TASK BRIEF: Return all of the lines below exactly as they are.

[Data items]
___

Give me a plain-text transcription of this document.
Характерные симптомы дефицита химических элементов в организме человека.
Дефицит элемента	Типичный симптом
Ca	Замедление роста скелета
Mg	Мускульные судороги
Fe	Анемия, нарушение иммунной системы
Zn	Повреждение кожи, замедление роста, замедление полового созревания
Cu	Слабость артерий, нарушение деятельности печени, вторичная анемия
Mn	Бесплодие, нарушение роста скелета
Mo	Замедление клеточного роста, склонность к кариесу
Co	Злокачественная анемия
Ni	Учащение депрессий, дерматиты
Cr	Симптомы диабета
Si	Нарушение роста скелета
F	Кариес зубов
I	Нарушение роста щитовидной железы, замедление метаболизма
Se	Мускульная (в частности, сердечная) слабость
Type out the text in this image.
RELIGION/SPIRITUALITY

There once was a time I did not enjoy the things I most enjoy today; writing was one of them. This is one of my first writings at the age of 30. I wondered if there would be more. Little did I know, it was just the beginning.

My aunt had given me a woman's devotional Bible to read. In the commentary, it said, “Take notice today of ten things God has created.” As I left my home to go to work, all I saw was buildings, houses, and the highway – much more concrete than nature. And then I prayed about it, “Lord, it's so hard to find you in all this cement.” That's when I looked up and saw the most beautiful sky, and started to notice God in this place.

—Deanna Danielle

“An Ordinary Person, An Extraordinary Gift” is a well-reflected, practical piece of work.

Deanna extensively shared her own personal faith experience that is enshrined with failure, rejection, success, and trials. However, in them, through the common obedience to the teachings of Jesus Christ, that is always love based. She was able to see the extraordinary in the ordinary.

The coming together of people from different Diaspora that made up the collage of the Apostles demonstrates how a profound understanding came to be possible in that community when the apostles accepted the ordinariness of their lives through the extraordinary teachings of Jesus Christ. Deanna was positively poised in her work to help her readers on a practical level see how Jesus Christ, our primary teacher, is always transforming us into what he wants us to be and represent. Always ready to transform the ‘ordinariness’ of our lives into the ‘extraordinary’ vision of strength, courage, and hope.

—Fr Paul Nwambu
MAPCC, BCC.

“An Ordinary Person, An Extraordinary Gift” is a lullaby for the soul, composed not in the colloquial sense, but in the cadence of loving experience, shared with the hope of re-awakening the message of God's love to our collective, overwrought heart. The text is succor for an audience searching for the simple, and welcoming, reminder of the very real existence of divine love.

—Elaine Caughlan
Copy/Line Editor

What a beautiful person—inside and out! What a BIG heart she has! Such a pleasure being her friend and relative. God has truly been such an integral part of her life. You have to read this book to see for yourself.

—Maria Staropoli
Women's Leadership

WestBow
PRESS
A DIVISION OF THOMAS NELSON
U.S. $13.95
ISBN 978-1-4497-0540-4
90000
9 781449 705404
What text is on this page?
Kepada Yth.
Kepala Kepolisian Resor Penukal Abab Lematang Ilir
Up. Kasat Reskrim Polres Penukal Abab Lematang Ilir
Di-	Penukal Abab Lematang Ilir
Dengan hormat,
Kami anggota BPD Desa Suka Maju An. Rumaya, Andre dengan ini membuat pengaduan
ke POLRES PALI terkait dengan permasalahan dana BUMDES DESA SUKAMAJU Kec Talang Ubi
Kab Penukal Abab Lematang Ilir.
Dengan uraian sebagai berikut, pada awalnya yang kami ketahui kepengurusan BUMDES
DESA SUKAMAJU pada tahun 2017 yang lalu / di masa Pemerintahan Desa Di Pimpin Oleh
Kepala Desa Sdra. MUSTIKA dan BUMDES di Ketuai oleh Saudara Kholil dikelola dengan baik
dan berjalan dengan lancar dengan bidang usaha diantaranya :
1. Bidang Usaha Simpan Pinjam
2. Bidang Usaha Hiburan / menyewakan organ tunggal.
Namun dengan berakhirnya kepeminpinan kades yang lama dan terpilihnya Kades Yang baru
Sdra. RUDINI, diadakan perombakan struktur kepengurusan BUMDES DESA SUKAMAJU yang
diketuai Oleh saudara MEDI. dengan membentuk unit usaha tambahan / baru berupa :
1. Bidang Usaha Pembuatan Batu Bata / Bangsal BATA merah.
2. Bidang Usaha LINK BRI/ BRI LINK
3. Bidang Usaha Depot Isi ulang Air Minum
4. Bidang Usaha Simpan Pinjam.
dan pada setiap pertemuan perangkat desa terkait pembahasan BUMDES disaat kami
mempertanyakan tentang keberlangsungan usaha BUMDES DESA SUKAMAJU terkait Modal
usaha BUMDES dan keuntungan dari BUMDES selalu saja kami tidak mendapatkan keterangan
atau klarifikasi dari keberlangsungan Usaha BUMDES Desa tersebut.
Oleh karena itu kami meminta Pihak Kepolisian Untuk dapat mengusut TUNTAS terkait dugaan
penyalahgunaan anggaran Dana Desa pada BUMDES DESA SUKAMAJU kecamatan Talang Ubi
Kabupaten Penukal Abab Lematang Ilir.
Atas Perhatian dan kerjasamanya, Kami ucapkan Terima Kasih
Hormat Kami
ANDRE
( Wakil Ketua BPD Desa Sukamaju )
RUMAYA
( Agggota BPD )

___

WRITTEN RESPONSE:
Give me a plain-text transcription of this document.
Характерные симптомы дефицита химических элементов в организме человека.
Дефицит элемента	Типичный симптом
Ca	Замедление роста скелета
Mg	Мускульные судороги
Fe	Анемия, нарушение иммунной системы
Zn	Повреждение кожи, замедление роста, замедление полового созревания
Cu	Слабость артерий, нарушение деятельности печени, вторичная анемия
Mn	Бесплодие, нарушение роста скелета
Mo	Замедление клеточного роста, склонность к кариесу
Co	Злокачественная анемия
Ni	Учащение депрессий, дерматиты
Cr	Симптомы диабета
Si	Нарушение роста скелета
F	Кариес зубов
I	Нарушение роста щитовидной железы, замедление метаболизма
Se	Мускульная (в частности, сердечная) слабость
Type out the text in this image.
RELIGION/SPIRITUALITY

There once was a time I did not enjoy the things I most enjoy today; writing was one of them. This is one of my first writings at the age of 30. I wondered if there would be more. Little did I know, it was just the beginning.

My aunt had given me a woman's devotional Bible to read. In the commentary, it said, “Take notice today of ten things God has created.” As I left my home to go to work, all I saw was buildings, houses, and the highway – much more concrete than nature. And then I prayed about it, “Lord, it's so hard to find you in all this cement.” That's when I looked up and saw the most beautiful sky, and started to notice God in this place.

—Deanna Danielle

“An Ordinary Person, An Extraordinary Gift” is a well-reflected, practical piece of work.

Deanna extensively shared her own personal faith experience that is enshrined with failure, rejection, success, and trials. However, in them, through the common obedience to the teachings of Jesus Christ, that is always love based. She was able to see the extraordinary in the ordinary.

The coming together of people from different Diaspora that made up the collage of the Apostles demonstrates how a profound understanding came to be possible in that community when the apostles accepted the ordinariness of their lives through the extraordinary teachings of Jesus Christ. Deanna was positively poised in her work to help her readers on a practical level see how Jesus Christ, our primary teacher, is always transforming us into what he wants us to be and represent. Always ready to transform the ‘ordinariness’ of our lives into the ‘extraordinary’ vision of strength, courage, and hope.

—Fr Paul Nwambu
MAPCC, BCC.

“An Ordinary Person, An Extraordinary Gift” is a lullaby for the soul, composed not in the colloquial sense, but in the cadence of loving experience, shared with the hope of re-awakening the message of God's love to our collective, overwrought heart. The text is succor for an audience searching for the simple, and welcoming, reminder of the very real existence of divine love.

—Elaine Caughlan
Copy/Line Editor

What a beautiful person—inside and out! What a BIG heart she has! Such a pleasure being her friend and relative. God has truly been such an integral part of her life. You have to read this book to see for yourself.

—Maria Staropoli
Women's Leadership

WestBow
PRESS
A DIVISION OF THOMAS NELSON
U.S. $13.95
ISBN 978-1-4497-0540-4
90000
9 781449 705404
What text is on this page?
Kepada Yth.
Kepala Kepolisian Resor Penukal Abab Lematang Ilir
Up. Kasat Reskrim Polres Penukal Abab Lematang Ilir
Di-	Penukal Abab Lematang Ilir
Dengan hormat,
Kami anggota BPD Desa Suka Maju An. Rumaya, Andre dengan ini membuat pengaduan
ke POLRES PALI terkait dengan permasalahan dana BUMDES DESA SUKAMAJU Kec Talang Ubi
Kab Penukal Abab Lematang Ilir.
Dengan uraian sebagai berikut, pada awalnya yang kami ketahui kepengurusan BUMDES
DESA SUKAMAJU pada tahun 2017 yang lalu / di masa Pemerintahan Desa Di Pimpin Oleh
Kepala Desa Sdra. MUSTIKA dan BUMDES di Ketuai oleh Saudara Kholil dikelola dengan baik
dan berjalan dengan lancar dengan bidang usaha diantaranya :
1. Bidang Usaha Simpan Pinjam
2. Bidang Usaha Hiburan / menyewakan organ tunggal.
Namun dengan berakhirnya kepeminpinan kades yang lama dan terpilihnya Kades Yang baru
Sdra. RUDINI, diadakan perombakan struktur kepengurusan BUMDES DESA SUKAMAJU yang
diketuai Oleh saudara MEDI. dengan membentuk unit usaha tambahan / baru berupa :
1. Bidang Usaha Pembuatan Batu Bata / Bangsal BATA merah.
2. Bidang Usaha LINK BRI/ BRI LINK
3. Bidang Usaha Depot Isi ulang Air Minum
4. Bidang Usaha Simpan Pinjam.
dan pada setiap pertemuan perangkat desa terkait pembahasan BUMDES disaat kami
mempertanyakan tentang keberlangsungan usaha BUMDES DESA SUKAMAJU terkait Modal
usaha BUMDES dan keuntungan dari BUMDES selalu saja kami tidak mendapatkan keterangan
atau klarifikasi dari keberlangsungan Usaha BUMDES Desa tersebut.
Oleh karena itu kami meminta Pihak Kepolisian Untuk dapat mengusut TUNTAS terkait dugaan
penyalahgunaan anggaran Dana Desa pada BUMDES DESA SUKAMAJU kecamatan Talang Ubi
Kabupaten Penukal Abab Lematang Ilir.
Atas Perhatian dan kerjasamanya, Kami ucapkan Terima Kasih
Hormat Kami
ANDRE
( Wakil Ketua BPD Desa Sukamaju )
RUMAYA
( Agggota BPD )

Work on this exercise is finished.